▸ INSTRUCTIONS FOR THE TASK:
Would you write out the entries below, every one of them, exactly?

++++++++++

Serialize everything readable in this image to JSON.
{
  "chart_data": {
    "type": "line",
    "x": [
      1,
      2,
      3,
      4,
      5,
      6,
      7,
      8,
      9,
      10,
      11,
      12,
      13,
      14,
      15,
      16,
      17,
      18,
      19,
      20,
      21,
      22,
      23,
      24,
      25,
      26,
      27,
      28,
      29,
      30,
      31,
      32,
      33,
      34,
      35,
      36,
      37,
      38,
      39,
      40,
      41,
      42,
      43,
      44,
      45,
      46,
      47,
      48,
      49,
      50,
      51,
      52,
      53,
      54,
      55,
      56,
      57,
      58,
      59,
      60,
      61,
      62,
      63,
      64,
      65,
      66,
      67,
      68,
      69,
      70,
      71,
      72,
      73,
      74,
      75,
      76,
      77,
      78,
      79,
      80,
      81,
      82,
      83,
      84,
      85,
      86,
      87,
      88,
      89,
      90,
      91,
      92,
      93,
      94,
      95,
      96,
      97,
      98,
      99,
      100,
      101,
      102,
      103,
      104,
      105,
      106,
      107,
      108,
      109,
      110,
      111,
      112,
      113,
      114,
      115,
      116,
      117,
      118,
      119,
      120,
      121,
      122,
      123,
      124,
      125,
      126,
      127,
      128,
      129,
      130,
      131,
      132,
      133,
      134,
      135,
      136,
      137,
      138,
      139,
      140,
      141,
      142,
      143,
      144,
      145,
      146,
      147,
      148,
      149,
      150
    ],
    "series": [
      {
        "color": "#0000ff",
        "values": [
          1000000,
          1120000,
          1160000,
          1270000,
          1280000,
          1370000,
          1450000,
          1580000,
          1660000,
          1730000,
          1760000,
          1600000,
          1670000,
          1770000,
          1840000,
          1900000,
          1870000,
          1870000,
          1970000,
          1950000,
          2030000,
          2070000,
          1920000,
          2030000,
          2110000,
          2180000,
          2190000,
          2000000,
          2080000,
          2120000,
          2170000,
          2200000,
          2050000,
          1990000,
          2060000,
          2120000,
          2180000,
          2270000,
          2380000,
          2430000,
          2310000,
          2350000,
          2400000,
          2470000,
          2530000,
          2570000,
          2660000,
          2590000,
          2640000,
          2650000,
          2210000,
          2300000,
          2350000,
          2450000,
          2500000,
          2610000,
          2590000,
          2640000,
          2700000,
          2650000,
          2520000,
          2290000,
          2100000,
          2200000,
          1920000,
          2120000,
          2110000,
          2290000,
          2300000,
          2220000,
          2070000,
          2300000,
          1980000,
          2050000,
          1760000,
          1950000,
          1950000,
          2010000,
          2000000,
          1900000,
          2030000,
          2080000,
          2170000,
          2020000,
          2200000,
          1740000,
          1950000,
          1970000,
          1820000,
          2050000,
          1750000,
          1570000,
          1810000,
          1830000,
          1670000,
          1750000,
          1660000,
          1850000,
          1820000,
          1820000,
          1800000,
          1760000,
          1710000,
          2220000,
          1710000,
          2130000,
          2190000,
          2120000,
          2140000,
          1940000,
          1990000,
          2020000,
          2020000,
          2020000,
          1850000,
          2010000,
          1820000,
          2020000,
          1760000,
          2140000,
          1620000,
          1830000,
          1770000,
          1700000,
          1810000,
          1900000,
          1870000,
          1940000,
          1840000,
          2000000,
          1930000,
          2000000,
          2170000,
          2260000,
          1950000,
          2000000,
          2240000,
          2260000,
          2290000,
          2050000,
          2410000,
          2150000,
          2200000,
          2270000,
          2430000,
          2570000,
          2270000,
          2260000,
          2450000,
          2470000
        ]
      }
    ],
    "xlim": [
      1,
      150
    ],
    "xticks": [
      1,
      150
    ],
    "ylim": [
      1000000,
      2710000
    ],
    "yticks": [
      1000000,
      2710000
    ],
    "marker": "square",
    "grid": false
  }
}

++++++++++

▸ FINISHED EXERCISE:
Serialize everything readable in this image to JSON.
{
  "chart_data": {
    "type": "line",
    "x": [
      1,
      2,
      3,
      4,
      5,
      6,
      7,
      8,
      9,
      10,
      11,
      12,
      13,
      14,
      15,
      16,
      17,
      18,
      19,
      20,
      21,
      22,
      23,
      24,
      25,
      26,
      27,
      28,
      29,
      30,
      31,
      32,
      33,
      34,
      35,
      36,
      37,
      38,
      39,
      40,
      41,
      42,
      43,
      44,
      45,
      46,
      47,
      48,
      49,
      50,
      51,
      52,
      53,
      54,
      55,
      56,
      57,
      58,
      59,
      60,
      61,
      62,
      63,
      64,
      65,
      66,
      67,
      68,
      69,
      70,
      71,
      72,
      73,
      74,
      75,
      76,
      77,
      78,
      79,
      80,
      81,
      82,
      83,
      84,
      85,
      86,
      87,
      88,
      89,
      90,
      91,
      92,
      93,
      94,
      95,
      96,
      97,
      98,
      99,
      100,
      101,
      102,
      103,
      104,
      105,
      106,
      107,
      108,
      109,
      110,
      111,
      112,
      113,
      114,
      115,
      116,
      117,
      118,
      119,
      120,
      121,
      122,
      123,
      124,
      125,
      126,
      127,
      128,
      129,
      130,
      131,
      132,
      133,
      134,
      135,
      136,
      137,
      138,
      139,
      140,
      141,
      142,
      143,
      144,
      145,
      146,
      147,
      148,
      149,
      150
    ],
    "series": [
      {
        "color": "#0000ff",
        "values": [
          1000000,
          1120000,
          1160000,
          1270000,
          1280000,
          1370000,
          1450000,
          1580000,
          1660000,
          1730000,
          1760000,
          1600000,
          1670000,
          1770000,
          1840000,
          1900000,
          1870000,
          1870000,
          1970000,
          1950000,
          2030000,
          2070000,
          1920000,
          2030000,
          2110000,
          2180000,
          2190000,
          2000000,
          2080000,
          2120000,
          2170000,
          2200000,
          2050000,
          1990000,
          2060000,
          2120000,
          2180000,
          2270000,
          2380000,
          2430000,
          2310000,
          2350000,
          2400000,
          2470000,
          2530000,
          2570000,
          2660000,
          2590000,
          2640000,
          2650000,
          2210000,
          2300000,
          2350000,
          2450000,
          2500000,
          2610000,
          2590000,
          2640000,
          2700000,
          2650000,
          2520000,
          2290000,
          2100000,
          2200000,
          1920000,
          2120000,
          2110000,
          2290000,
          2300000,
          2220000,
          2070000,
          2300000,
          1980000,
          2050000,
          1760000,
          1950000,
          1950000,
          2010000,
          2000000,
          1900000,
          2030000,
          2080000,
          2170000,
          2020000,
          2200000,
          1740000,
          1950000,
          1970000,
          1820000,
          2050000,
          1750000,
          1570000,
          1810000,
          1830000,
          1670000,
          1750000,
          1660000,
          1850000,
          1820000,
          1820000,
          1800000,
          1760000,
          1710000,
          2220000,
          1710000,
          2130000,
          2190000,
          2120000,
          2140000,
          1940000,
          1990000,
          2020000,
          2020000,
          2020000,
          1850000,
          2010000,
          1820000,
          2020000,
          1760000,
          2140000,
          1620000,
          1830000,
          1770000,
          1700000,
          1810000,
          1900000,
          1870000,
          1940000,
          1840000,
          2000000,
          1930000,
          2000000,
          2170000,
          2260000,
          1950000,
          2000000,
          2240000,
          2260000,
          2290000,
          2050000,
          2410000,
          2150000,
          2200000,
          2270000,
          2430000,
          2570000,
          2270000,
          2260000,
          2450000,
          2470000
        ]
      }
    ],
    "xlim": [
      1,
      150
    ],
    "xticks": [
      1,
      150
    ],
    "ylim": [
      1000000,
      2710000
    ],
    "yticks": [
      1000000,
      2710000
    ],
    "marker": "square",
    "grid": false
  }
}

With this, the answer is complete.